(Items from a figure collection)
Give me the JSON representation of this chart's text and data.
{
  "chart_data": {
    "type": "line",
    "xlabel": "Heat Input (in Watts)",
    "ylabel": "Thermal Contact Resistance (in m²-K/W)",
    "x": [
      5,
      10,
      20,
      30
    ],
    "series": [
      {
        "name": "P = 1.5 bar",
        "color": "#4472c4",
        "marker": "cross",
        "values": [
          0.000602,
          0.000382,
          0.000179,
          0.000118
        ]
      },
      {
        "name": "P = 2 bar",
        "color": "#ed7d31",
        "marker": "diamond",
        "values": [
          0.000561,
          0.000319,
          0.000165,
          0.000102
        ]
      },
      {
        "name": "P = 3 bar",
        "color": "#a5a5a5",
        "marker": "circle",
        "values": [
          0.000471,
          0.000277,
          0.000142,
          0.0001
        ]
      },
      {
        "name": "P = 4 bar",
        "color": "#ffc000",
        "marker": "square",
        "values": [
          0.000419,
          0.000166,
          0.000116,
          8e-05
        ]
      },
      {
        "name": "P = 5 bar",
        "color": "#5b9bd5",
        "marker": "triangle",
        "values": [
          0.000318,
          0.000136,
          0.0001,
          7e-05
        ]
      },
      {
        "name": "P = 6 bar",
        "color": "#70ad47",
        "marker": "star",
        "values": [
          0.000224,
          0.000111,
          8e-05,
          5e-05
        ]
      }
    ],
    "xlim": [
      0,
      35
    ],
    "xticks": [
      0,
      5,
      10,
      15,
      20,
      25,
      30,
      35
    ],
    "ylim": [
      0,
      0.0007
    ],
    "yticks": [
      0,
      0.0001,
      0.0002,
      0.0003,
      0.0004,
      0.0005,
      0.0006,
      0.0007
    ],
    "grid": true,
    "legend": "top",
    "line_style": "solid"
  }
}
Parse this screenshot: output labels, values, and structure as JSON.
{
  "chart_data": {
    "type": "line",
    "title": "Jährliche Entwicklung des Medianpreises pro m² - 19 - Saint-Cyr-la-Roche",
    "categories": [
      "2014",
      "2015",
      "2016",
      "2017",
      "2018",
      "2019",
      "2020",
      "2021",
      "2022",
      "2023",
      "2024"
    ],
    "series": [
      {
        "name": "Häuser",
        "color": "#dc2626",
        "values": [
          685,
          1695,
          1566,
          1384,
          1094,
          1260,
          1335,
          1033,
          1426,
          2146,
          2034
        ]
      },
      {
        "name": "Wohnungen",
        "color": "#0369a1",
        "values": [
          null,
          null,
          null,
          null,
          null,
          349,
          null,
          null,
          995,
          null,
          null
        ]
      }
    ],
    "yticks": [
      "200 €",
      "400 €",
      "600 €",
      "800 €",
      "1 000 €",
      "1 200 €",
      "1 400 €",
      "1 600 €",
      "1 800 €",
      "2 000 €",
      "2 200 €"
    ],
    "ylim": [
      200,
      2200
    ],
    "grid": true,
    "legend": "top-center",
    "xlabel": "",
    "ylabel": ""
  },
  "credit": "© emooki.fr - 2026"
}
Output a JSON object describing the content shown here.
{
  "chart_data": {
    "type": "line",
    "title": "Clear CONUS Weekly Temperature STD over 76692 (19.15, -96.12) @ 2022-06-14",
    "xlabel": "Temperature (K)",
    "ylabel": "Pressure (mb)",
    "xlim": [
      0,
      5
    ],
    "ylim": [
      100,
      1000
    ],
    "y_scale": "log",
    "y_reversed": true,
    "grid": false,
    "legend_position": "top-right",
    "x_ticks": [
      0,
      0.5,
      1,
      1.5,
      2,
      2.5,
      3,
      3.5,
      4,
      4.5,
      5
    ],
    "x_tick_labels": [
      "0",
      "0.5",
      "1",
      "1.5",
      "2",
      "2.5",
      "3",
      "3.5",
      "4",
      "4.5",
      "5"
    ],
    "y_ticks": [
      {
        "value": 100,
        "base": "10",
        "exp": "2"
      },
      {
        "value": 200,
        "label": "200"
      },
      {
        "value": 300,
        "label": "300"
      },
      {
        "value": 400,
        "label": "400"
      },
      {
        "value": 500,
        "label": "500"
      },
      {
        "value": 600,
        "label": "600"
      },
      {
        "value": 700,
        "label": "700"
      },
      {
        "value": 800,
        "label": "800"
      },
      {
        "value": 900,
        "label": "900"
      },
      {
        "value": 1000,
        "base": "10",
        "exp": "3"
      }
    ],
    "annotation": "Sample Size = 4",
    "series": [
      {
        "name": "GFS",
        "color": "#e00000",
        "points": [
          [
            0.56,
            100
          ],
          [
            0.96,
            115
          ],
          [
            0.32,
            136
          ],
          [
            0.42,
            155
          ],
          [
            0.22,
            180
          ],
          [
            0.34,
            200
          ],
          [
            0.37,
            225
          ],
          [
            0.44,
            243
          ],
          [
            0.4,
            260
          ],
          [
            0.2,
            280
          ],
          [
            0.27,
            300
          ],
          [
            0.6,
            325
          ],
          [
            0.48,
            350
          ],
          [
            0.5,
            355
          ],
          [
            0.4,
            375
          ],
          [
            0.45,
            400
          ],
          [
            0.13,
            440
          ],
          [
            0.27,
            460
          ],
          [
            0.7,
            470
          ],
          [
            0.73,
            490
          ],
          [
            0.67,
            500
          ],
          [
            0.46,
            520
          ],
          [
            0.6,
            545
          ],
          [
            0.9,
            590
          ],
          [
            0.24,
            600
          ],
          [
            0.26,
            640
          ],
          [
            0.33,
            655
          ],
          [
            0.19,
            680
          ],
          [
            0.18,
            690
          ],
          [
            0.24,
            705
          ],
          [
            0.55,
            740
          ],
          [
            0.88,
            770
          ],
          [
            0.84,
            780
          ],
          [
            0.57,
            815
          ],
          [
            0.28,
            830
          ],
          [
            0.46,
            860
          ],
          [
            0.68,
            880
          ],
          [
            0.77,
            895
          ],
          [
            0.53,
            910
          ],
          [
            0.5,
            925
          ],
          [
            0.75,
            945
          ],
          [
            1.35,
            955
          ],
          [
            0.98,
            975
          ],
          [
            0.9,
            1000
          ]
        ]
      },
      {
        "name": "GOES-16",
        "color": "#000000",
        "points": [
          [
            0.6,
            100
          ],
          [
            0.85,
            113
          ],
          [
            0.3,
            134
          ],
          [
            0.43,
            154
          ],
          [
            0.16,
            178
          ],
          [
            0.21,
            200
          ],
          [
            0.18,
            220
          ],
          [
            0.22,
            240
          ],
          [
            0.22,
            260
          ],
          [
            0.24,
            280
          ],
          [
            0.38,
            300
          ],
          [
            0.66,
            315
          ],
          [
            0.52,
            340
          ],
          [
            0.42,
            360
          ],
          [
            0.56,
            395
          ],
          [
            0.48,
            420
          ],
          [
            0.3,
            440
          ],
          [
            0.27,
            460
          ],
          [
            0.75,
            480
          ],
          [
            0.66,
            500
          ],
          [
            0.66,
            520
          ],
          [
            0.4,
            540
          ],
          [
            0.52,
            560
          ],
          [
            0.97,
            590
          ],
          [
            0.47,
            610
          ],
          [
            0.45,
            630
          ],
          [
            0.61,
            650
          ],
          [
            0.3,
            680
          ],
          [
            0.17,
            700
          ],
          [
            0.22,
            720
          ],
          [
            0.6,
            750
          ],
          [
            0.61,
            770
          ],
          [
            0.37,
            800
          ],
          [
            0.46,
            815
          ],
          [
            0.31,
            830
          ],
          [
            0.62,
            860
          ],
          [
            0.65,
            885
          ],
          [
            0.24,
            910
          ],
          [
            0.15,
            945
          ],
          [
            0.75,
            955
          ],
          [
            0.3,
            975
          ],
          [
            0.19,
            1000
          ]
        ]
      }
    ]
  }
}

SET EXERCISE. In full and verbatim, repeat the records given above.

SOLUTION TO THE EXERCISE.
Give me the JSON representation of this chart's text and data.
{
  "chart_data": {
    "type": "line",
    "xlabel": "Heat Input (in Watts)",
    "ylabel": "Thermal Contact Resistance (in m²-K/W)",
    "x": [
      5,
      10,
      20,
      30
    ],
    "series": [
      {
        "name": "P = 1.5 bar",
        "color": "#4472c4",
        "marker": "cross",
        "values": [
          0.000602,
          0.000382,
          0.000179,
          0.000118
        ]
      },
      {
        "name": "P = 2 bar",
        "color": "#ed7d31",
        "marker": "diamond",
        "values": [
          0.000561,
          0.000319,
          0.000165,
          0.000102
        ]
      },
      {
        "name": "P = 3 bar",
        "color": "#a5a5a5",
        "marker": "circle",
        "values": [
          0.000471,
          0.000277,
          0.000142,
          0.0001
        ]
      },
      {
        "name": "P = 4 bar",
        "color": "#ffc000",
        "marker": "square",
        "values": [
          0.000419,
          0.000166,
          0.000116,
          8e-05
        ]
      },
      {
        "name": "P = 5 bar",
        "color": "#5b9bd5",
        "marker": "triangle",
        "values": [
          0.000318,
          0.000136,
          0.0001,
          7e-05
        ]
      },
      {
        "name": "P = 6 bar",
        "color": "#70ad47",
        "marker": "star",
        "values": [
          0.000224,
          0.000111,
          8e-05,
          5e-05
        ]
      }
    ],
    "xlim": [
      0,
      35
    ],
    "xticks": [
      0,
      5,
      10,
      15,
      20,
      25,
      30,
      35
    ],
    "ylim": [
      0,
      0.0007
    ],
    "yticks": [
      0,
      0.0001,
      0.0002,
      0.0003,
      0.0004,
      0.0005,
      0.0006,
      0.0007
    ],
    "grid": true,
    "legend": "top",
    "line_style": "solid"
  }
}
Parse this screenshot: output labels, values, and structure as JSON.
{
  "chart_data": {
    "type": "line",
    "title": "Jährliche Entwicklung des Medianpreises pro m² - 19 - Saint-Cyr-la-Roche",
    "categories": [
      "2014",
      "2015",
      "2016",
      "2017",
      "2018",
      "2019",
      "2020",
      "2021",
      "2022",
      "2023",
      "2024"
    ],
    "series": [
      {
        "name": "Häuser",
        "color": "#dc2626",
        "values": [
          685,
          1695,
          1566,
          1384,
          1094,
          1260,
          1335,
          1033,
          1426,
          2146,
          2034
        ]
      },
      {
        "name": "Wohnungen",
        "color": "#0369a1",
        "values": [
          null,
          null,
          null,
          null,
          null,
          349,
          null,
          null,
          995,
          null,
          null
        ]
      }
    ],
    "yticks": [
      "200 €",
      "400 €",
      "600 €",
      "800 €",
      "1 000 €",
      "1 200 €",
      "1 400 €",
      "1 600 €",
      "1 800 €",
      "2 000 €",
      "2 200 €"
    ],
    "ylim": [
      200,
      2200
    ],
    "grid": true,
    "legend": "top-center",
    "xlabel": "",
    "ylabel": ""
  },
  "credit": "© emooki.fr - 2026"
}
Output a JSON object describing the content shown here.
{
  "chart_data": {
    "type": "line",
    "title": "Clear CONUS Weekly Temperature STD over 76692 (19.15, -96.12) @ 2022-06-14",
    "xlabel": "Temperature (K)",
    "ylabel": "Pressure (mb)",
    "xlim": [
      0,
      5
    ],
    "ylim": [
      100,
      1000
    ],
    "y_scale": "log",
    "y_reversed": true,
    "grid": false,
    "legend_position": "top-right",
    "x_ticks": [
      0,
      0.5,
      1,
      1.5,
      2,
      2.5,
      3,
      3.5,
      4,
      4.5,
      5
    ],
    "x_tick_labels": [
      "0",
      "0.5",
      "1",
      "1.5",
      "2",
      "2.5",
      "3",
      "3.5",
      "4",
      "4.5",
      "5"
    ],
    "y_ticks": [
      {
        "value": 100,
        "base": "10",
        "exp": "2"
      },
      {
        "value": 200,
        "label": "200"
      },
      {
        "value": 300,
        "label": "300"
      },
      {
        "value": 400,
        "label": "400"
      },
      {
        "value": 500,
        "label": "500"
      },
      {
        "value": 600,
        "label": "600"
      },
      {
        "value": 700,
        "label": "700"
      },
      {
        "value": 800,
        "label": "800"
      },
      {
        "value": 900,
        "label": "900"
      },
      {
        "value": 1000,
        "base": "10",
        "exp": "3"
      }
    ],
    "annotation": "Sample Size = 4",
    "series": [
      {
        "name": "GFS",
        "color": "#e00000",
        "points": [
          [
            0.56,
            100
          ],
          [
            0.96,
            115
          ],
          [
            0.32,
            136
          ],
          [
            0.42,
            155
          ],
          [
            0.22,
            180
          ],
          [
            0.34,
            200
          ],
          [
            0.37,
            225
          ],
          [
            0.44,
            243
          ],
          [
            0.4,
            260
          ],
          [
            0.2,
            280
          ],
          [
            0.27,
            300
          ],
          [
            0.6,
            325
          ],
          [
            0.48,
            350
          ],
          [
            0.5,
            355
          ],
          [
            0.4,
            375
          ],
          [
            0.45,
            400
          ],
          [
            0.13,
            440
          ],
          [
            0.27,
            460
          ],
          [
            0.7,
            470
          ],
          [
            0.73,
            490
          ],
          [
            0.67,
            500
          ],
          [
            0.46,
            520
          ],
          [
            0.6,
            545
          ],
          [
            0.9,
            590
          ],
          [
            0.24,
            600
          ],
          [
            0.26,
            640
          ],
          [
            0.33,
            655
          ],
          [
            0.19,
            680
          ],
          [
            0.18,
            690
          ],
          [
            0.24,
            705
          ],
          [
            0.55,
            740
          ],
          [
            0.88,
            770
          ],
          [
            0.84,
            780
          ],
          [
            0.57,
            815
          ],
          [
            0.28,
            830
          ],
          [
            0.46,
            860
          ],
          [
            0.68,
            880
          ],
          [
            0.77,
            895
          ],
          [
            0.53,
            910
          ],
          [
            0.5,
            925
          ],
          [
            0.75,
            945
          ],
          [
            1.35,
            955
          ],
          [
            0.98,
            975
          ],
          [
            0.9,
            1000
          ]
        ]
      },
      {
        "name": "GOES-16",
        "color": "#000000",
        "points": [
          [
            0.6,
            100
          ],
          [
            0.85,
            113
          ],
          [
            0.3,
            134
          ],
          [
            0.43,
            154
          ],
          [
            0.16,
            178
          ],
          [
            0.21,
            200
          ],
          [
            0.18,
            220
          ],
          [
            0.22,
            240
          ],
          [
            0.22,
            260
          ],
          [
            0.24,
            280
          ],
          [
            0.38,
            300
          ],
          [
            0.66,
            315
          ],
          [
            0.52,
            340
          ],
          [
            0.42,
            360
          ],
          [
            0.56,
            395
          ],
          [
            0.48,
            420
          ],
          [
            0.3,
            440
          ],
          [
            0.27,
            460
          ],
          [
            0.75,
            480
          ],
          [
            0.66,
            500
          ],
          [
            0.66,
            520
          ],
          [
            0.4,
            540
          ],
          [
            0.52,
            560
          ],
          [
            0.97,
            590
          ],
          [
            0.47,
            610
          ],
          [
            0.45,
            630
          ],
          [
            0.61,
            650
          ],
          [
            0.3,
            680
          ],
          [
            0.17,
            700
          ],
          [
            0.22,
            720
          ],
          [
            0.6,
            750
          ],
          [
            0.61,
            770
          ],
          [
            0.37,
            800
          ],
          [
            0.46,
            815
          ],
          [
            0.31,
            830
          ],
          [
            0.62,
            860
          ],
          [
            0.65,
            885
          ],
          [
            0.24,
            910
          ],
          [
            0.15,
            945
          ],
          [
            0.75,
            955
          ],
          [
            0.3,
            975
          ],
          [
            0.19,
            1000
          ]
        ]
      }
    ]
  }
}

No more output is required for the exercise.